** start of Task data **

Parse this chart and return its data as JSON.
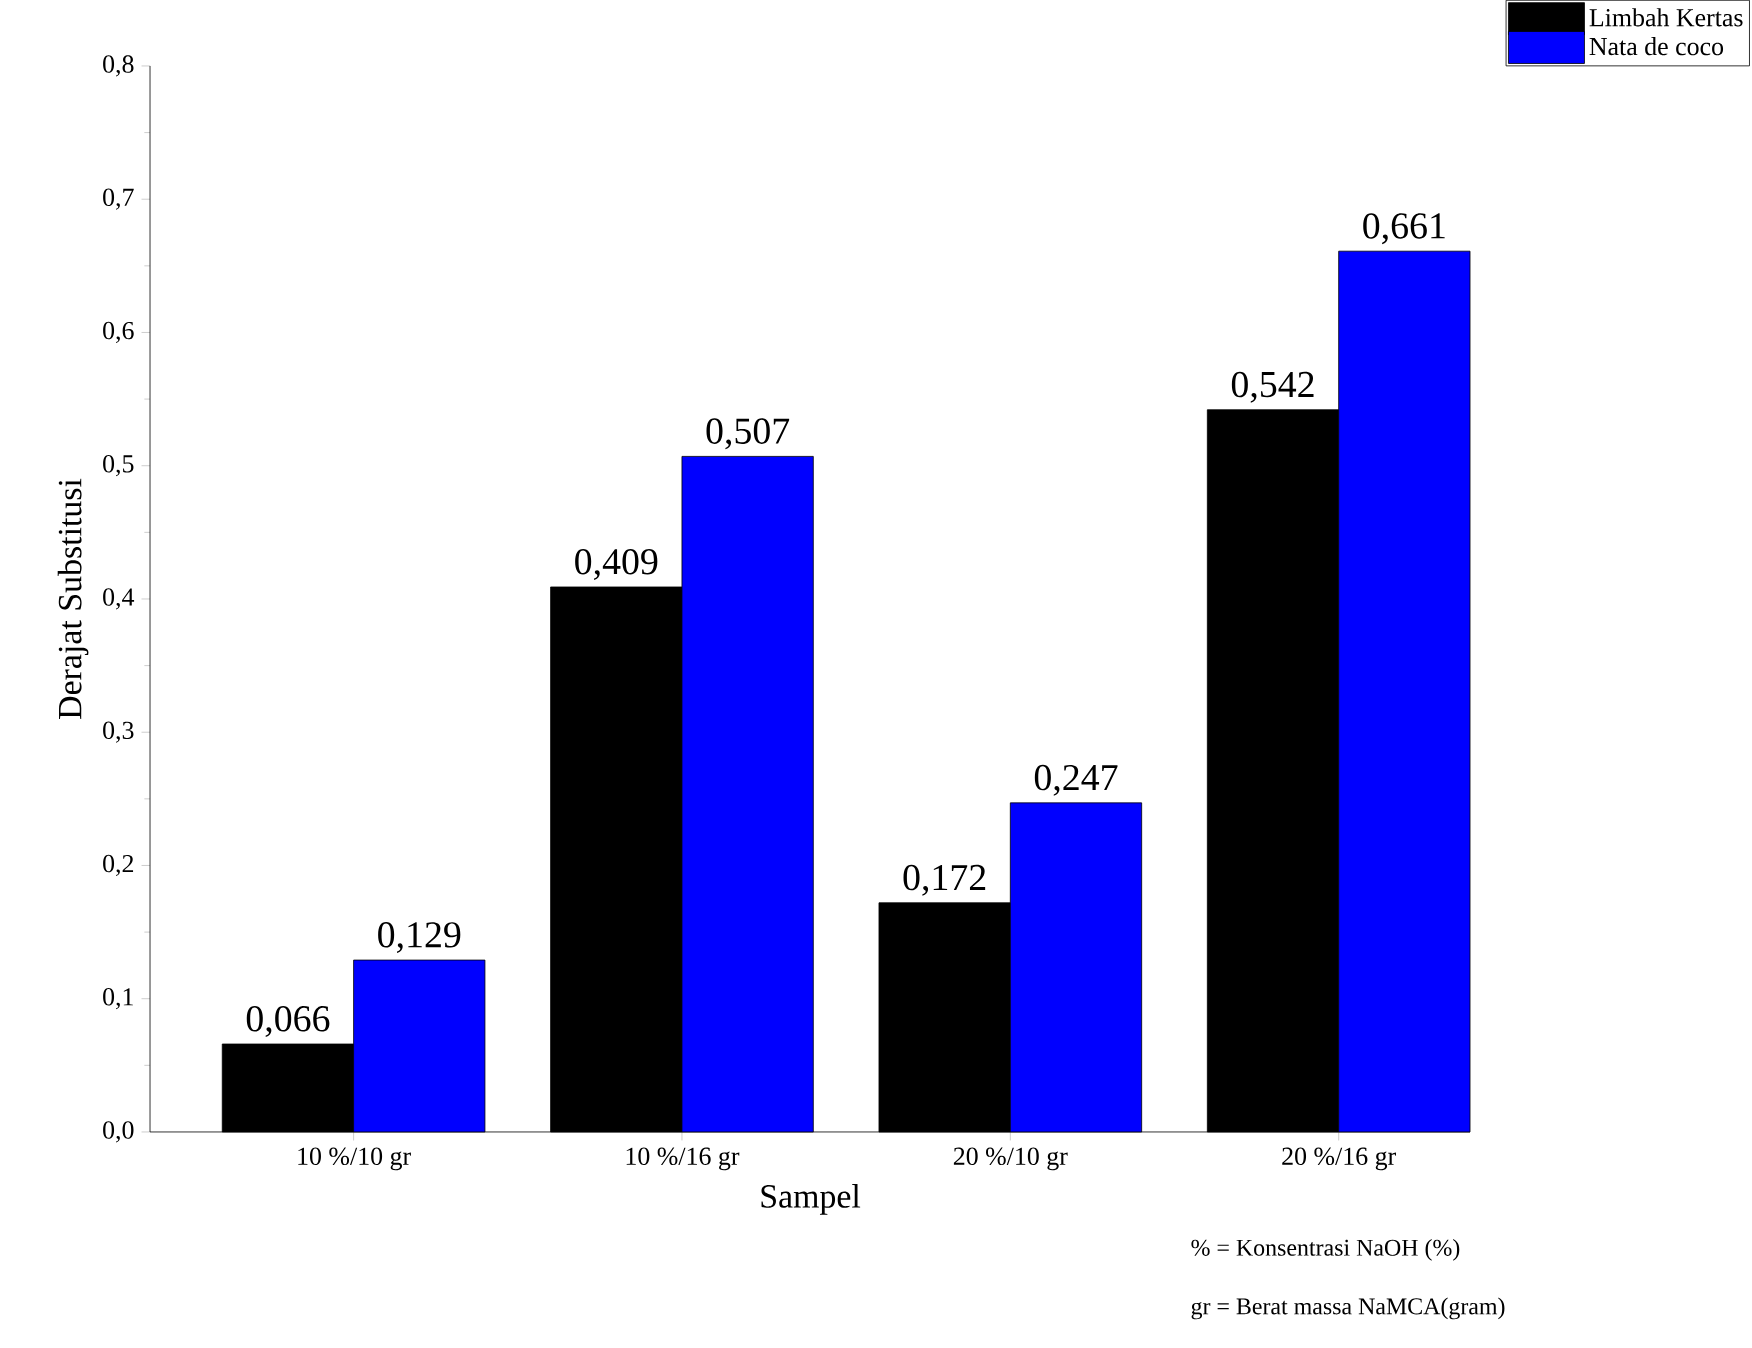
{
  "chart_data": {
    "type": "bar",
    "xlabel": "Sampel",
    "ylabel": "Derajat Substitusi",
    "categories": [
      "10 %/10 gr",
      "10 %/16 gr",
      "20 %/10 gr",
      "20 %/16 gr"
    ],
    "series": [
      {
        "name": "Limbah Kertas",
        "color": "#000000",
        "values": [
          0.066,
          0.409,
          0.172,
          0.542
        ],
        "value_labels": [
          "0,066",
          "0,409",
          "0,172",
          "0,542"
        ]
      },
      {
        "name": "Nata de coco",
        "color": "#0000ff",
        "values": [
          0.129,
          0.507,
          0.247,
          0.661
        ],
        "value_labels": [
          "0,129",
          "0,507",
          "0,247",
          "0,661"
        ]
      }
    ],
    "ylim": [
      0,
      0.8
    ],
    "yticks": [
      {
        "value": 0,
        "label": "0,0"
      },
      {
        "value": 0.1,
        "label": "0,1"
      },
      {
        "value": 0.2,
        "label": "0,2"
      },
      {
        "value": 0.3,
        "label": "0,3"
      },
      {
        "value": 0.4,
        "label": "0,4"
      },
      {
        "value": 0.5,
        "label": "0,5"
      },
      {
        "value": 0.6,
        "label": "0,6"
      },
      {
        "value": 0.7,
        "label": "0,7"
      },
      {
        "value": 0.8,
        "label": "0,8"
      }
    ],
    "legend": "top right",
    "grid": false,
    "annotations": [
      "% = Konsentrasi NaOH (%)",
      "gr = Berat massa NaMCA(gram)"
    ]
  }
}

** end of Task data **

__Short problem__:
Going through the records above, state how many lines carry "name", with no other text.

__The reply__:
2